EXTRAIT CHOISI:

::::::::::

Atteintes à la laïcité : trois questions sur les signalements recensés par l'Education nationale
En octobre, plus de 700 incidents ont été répertoriés à partir de remontées provenant des établissements. Le ministère s'inquiète de cette hausse, qui ne doit pas cacher certaines limites méthodologiques.
La hausse est nette, mais comment l'interpréter ? Le ministère de l'Education nationale a annoncé, mercredi 9 novembre, avoir recensé 720 signalements en octobre pour des atteintes à la laïcité dans les 60 000 écoles, collèges et lycées de France, soit plus du double par rapport à septembre (313 incidents). Dans le détail, 40% des incidents recensés en octobre concernaient le port de tenues et signes religieux, contre 54% un mois plus tôt.
Ces chiffres étaient auparavant communiqués chaque trimestre, mais leur publication est passée à un rythme mensuel depuis la rentrée, à la demande du ministre, Pap Ndiaye, soucieux d'introduire davantage de "transparence". Franceinfo vous aide à décrypter ces données.
Comment sont collectés ces signalements ?
Depuis 2018, deux outils principaux de signalements cohabitent, comme le rappelle un rapport de l'inspection générale de l'Education de 2019. Une application baptisée "Faits établissement" permet aux directeurs d'école et aux chefs d'établissement d'informer leur hiérarchie des "faits préoccupants", notamment en matière de laïcité, survenant dans leur périmètre. En parallèle, le personnel de l'Education nationale peut directement signaler un incident via le formulaire en ligne "Atteinte à la laïcité", sans avoir à en informer leur tutelle directe. D'autres modes de saisine sont possibles, notamment par l'intermédiaire des équipes "Valeurs de l'école de la République".

::::::::::

OBJECTIF 1: Dans chaque ligne du listing, remplacez "location" par "position" sans rien modifier d'autre, puis redonnez ces lignes en omettant les images.
L'extrait et le listing ont des origines distinctes.

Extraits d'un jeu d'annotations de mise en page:

::::::::::

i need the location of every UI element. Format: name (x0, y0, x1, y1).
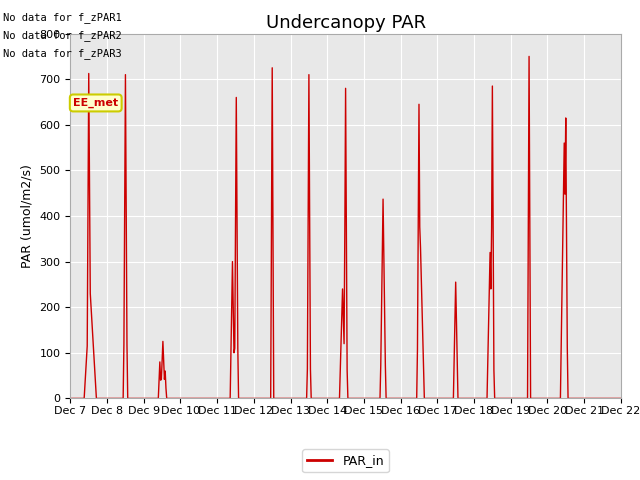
Text: EE_met: EE_met (73, 98, 118, 108)
Legend: PAR_in: PAR_in (302, 449, 389, 472)
Text: No data for f_zPAR3: No data for f_zPAR3 (3, 48, 122, 60)
Text: No data for f_zPAR2: No data for f_zPAR2 (3, 30, 122, 41)
Title: Undercanopy PAR: Undercanopy PAR (266, 14, 426, 32)
Text: No data for f_zPAR1: No data for f_zPAR1 (3, 12, 122, 23)
Y-axis label: PAR (umol/m2/s): PAR (umol/m2/s) (21, 164, 34, 268)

::::::::::

OBJECTIF 2: Recopiez à l'identique le passage de l'extrait sur la laïcité qui va de "La hausse est" jusqu'à "mois plus tôt.".

RÉSULTAT ATTENDU 1:
i need the position of every UI element. Format: name (x0, y0, x1, y1).
Text: EE_met: EE_met (73, 98, 118, 108)
Legend: PAR_in: PAR_in (302, 449, 389, 472)
Text: No data for f_zPAR3: No data for f_zPAR3 (3, 48, 122, 60)
Text: No data for f_zPAR2: No data for f_zPAR2 (3, 30, 122, 41)
Title: Undercanopy PAR: Undercanopy PAR (266, 14, 426, 32)
Text: No data for f_zPAR1: No data for f_zPAR1 (3, 12, 122, 23)
Y-axis label: PAR (umol/m2/s): PAR (umol/m2/s) (21, 164, 34, 268)

RÉSULTAT ATTENDU 2:
La hausse est nette, mais comment l'interpréter ? Le ministère de l'Education nationale a annoncé, mercredi 9 novembre, avoir recensé 720 signalements en octobre pour des atteintes à la laïcité dans les 60 000 écoles, collèges et lycées de France, soit plus du double par rapport à septembre (313 incidents). Dans le détail, 40% des incidents recensés en octobre concernaient le port de tenues et signes religieux, contre 54% un mois plus tôt.